WHAT TO DO: Each entry has to be copied exactly, with nothing missed.

MATERIAL:
- - -

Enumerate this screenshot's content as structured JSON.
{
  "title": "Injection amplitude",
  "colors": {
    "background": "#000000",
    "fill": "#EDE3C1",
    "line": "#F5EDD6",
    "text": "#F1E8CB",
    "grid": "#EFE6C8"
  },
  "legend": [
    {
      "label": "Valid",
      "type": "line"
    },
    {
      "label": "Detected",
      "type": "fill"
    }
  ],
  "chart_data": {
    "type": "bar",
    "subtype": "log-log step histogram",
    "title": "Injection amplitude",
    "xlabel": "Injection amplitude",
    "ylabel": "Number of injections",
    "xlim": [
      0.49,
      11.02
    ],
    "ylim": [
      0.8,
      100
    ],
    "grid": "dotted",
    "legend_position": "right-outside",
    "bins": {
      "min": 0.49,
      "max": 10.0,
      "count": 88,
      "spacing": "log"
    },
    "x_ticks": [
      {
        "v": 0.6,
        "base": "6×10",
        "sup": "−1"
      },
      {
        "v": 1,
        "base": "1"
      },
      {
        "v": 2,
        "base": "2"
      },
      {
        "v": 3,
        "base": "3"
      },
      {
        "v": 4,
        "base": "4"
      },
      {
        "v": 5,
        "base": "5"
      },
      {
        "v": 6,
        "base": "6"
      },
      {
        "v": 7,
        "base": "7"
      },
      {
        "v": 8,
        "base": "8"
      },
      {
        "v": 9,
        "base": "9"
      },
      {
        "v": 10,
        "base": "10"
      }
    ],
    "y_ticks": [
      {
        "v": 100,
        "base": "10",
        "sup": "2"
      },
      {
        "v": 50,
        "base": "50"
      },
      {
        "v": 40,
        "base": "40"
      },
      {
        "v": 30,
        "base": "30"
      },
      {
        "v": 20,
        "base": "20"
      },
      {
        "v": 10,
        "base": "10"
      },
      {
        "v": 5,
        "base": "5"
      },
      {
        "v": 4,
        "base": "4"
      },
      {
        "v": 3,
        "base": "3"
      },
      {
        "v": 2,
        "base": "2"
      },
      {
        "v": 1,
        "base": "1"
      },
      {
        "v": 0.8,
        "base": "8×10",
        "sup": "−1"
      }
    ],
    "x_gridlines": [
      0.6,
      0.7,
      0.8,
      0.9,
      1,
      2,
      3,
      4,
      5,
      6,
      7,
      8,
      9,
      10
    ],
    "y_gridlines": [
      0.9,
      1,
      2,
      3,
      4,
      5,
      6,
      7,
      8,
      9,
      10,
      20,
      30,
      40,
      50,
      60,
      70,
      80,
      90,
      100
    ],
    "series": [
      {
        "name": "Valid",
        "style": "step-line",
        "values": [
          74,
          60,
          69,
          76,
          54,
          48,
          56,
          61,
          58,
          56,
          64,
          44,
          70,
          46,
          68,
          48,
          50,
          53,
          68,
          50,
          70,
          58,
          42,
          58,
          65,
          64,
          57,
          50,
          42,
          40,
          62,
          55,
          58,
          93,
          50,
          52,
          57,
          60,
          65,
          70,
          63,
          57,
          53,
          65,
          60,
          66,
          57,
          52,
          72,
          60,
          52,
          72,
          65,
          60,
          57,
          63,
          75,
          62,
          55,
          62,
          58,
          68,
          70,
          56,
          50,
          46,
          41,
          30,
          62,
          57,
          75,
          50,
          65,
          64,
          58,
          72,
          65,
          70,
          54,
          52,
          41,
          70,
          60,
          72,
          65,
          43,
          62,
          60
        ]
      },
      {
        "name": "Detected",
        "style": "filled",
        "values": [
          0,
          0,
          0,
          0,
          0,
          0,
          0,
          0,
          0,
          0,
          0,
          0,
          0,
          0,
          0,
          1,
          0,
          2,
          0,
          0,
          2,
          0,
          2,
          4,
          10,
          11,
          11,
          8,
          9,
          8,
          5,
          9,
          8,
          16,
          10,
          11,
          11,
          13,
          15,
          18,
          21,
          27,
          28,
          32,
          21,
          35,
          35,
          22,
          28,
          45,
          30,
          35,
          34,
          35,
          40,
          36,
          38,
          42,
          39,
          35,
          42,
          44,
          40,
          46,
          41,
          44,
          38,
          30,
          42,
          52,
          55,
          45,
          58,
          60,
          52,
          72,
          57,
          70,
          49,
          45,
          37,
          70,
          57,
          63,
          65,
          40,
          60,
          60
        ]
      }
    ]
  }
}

- - -

FULL OUTPUT:
Enumerate this screenshot's content as structured JSON.
{
  "title": "Injection amplitude",
  "colors": {
    "background": "#000000",
    "fill": "#EDE3C1",
    "line": "#F5EDD6",
    "text": "#F1E8CB",
    "grid": "#EFE6C8"
  },
  "legend": [
    {
      "label": "Valid",
      "type": "line"
    },
    {
      "label": "Detected",
      "type": "fill"
    }
  ],
  "chart_data": {
    "type": "bar",
    "subtype": "log-log step histogram",
    "title": "Injection amplitude",
    "xlabel": "Injection amplitude",
    "ylabel": "Number of injections",
    "xlim": [
      0.49,
      11.02
    ],
    "ylim": [
      0.8,
      100
    ],
    "grid": "dotted",
    "legend_position": "right-outside",
    "bins": {
      "min": 0.49,
      "max": 10.0,
      "count": 88,
      "spacing": "log"
    },
    "x_ticks": [
      {
        "v": 0.6,
        "base": "6×10",
        "sup": "−1"
      },
      {
        "v": 1,
        "base": "1"
      },
      {
        "v": 2,
        "base": "2"
      },
      {
        "v": 3,
        "base": "3"
      },
      {
        "v": 4,
        "base": "4"
      },
      {
        "v": 5,
        "base": "5"
      },
      {
        "v": 6,
        "base": "6"
      },
      {
        "v": 7,
        "base": "7"
      },
      {
        "v": 8,
        "base": "8"
      },
      {
        "v": 9,
        "base": "9"
      },
      {
        "v": 10,
        "base": "10"
      }
    ],
    "y_ticks": [
      {
        "v": 100,
        "base": "10",
        "sup": "2"
      },
      {
        "v": 50,
        "base": "50"
      },
      {
        "v": 40,
        "base": "40"
      },
      {
        "v": 30,
        "base": "30"
      },
      {
        "v": 20,
        "base": "20"
      },
      {
        "v": 10,
        "base": "10"
      },
      {
        "v": 5,
        "base": "5"
      },
      {
        "v": 4,
        "base": "4"
      },
      {
        "v": 3,
        "base": "3"
      },
      {
        "v": 2,
        "base": "2"
      },
      {
        "v": 1,
        "base": "1"
      },
      {
        "v": 0.8,
        "base": "8×10",
        "sup": "−1"
      }
    ],
    "x_gridlines": [
      0.6,
      0.7,
      0.8,
      0.9,
      1,
      2,
      3,
      4,
      5,
      6,
      7,
      8,
      9,
      10
    ],
    "y_gridlines": [
      0.9,
      1,
      2,
      3,
      4,
      5,
      6,
      7,
      8,
      9,
      10,
      20,
      30,
      40,
      50,
      60,
      70,
      80,
      90,
      100
    ],
    "series": [
      {
        "name": "Valid",
        "style": "step-line",
        "values": [
          74,
          60,
          69,
          76,
          54,
          48,
          56,
          61,
          58,
          56,
          64,
          44,
          70,
          46,
          68,
          48,
          50,
          53,
          68,
          50,
          70,
          58,
          42,
          58,
          65,
          64,
          57,
          50,
          42,
          40,
          62,
          55,
          58,
          93,
          50,
          52,
          57,
          60,
          65,
          70,
          63,
          57,
          53,
          65,
          60,
          66,
          57,
          52,
          72,
          60,
          52,
          72,
          65,
          60,
          57,
          63,
          75,
          62,
          55,
          62,
          58,
          68,
          70,
          56,
          50,
          46,
          41,
          30,
          62,
          57,
          75,
          50,
          65,
          64,
          58,
          72,
          65,
          70,
          54,
          52,
          41,
          70,
          60,
          72,
          65,
          43,
          62,
          60
        ]
      },
      {
        "name": "Detected",
        "style": "filled",
        "values": [
          0,
          0,
          0,
          0,
          0,
          0,
          0,
          0,
          0,
          0,
          0,
          0,
          0,
          0,
          0,
          1,
          0,
          2,
          0,
          0,
          2,
          0,
          2,
          4,
          10,
          11,
          11,
          8,
          9,
          8,
          5,
          9,
          8,
          16,
          10,
          11,
          11,
          13,
          15,
          18,
          21,
          27,
          28,
          32,
          21,
          35,
          35,
          22,
          28,
          45,
          30,
          35,
          34,
          35,
          40,
          36,
          38,
          42,
          39,
          35,
          42,
          44,
          40,
          46,
          41,
          44,
          38,
          30,
          42,
          52,
          55,
          45,
          58,
          60,
          52,
          72,
          57,
          70,
          49,
          45,
          37,
          70,
          57,
          63,
          65,
          40,
          60,
          60
        ]
      }
    ]
  }
}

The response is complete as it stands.